#### Task data

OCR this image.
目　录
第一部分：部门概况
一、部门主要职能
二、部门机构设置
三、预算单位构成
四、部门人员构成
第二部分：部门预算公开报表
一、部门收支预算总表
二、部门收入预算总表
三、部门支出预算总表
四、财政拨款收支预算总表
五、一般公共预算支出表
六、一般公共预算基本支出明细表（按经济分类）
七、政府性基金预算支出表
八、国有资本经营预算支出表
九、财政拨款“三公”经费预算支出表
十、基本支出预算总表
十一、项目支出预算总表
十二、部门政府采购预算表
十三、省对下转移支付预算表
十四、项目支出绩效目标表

########

▶ **Set exercise**: Transcribe all of the lines in the records precisely.

▶ **Reply**:
OCR this image.
目　录
第一部分：部门概况
一、部门主要职能
二、部门机构设置
三、预算单位构成
四、部门人员构成
第二部分：部门预算公开报表
一、部门收支预算总表
二、部门收入预算总表
三、部门支出预算总表
四、财政拨款收支预算总表
五、一般公共预算支出表
六、一般公共预算基本支出明细表（按经济分类）
七、政府性基金预算支出表
八、国有资本经营预算支出表
九、财政拨款“三公”经费预算支出表
十、基本支出预算总表
十一、项目支出预算总表
十二、部门政府采购预算表
十三、省对下转移支付预算表
十四、项目支出绩效目标表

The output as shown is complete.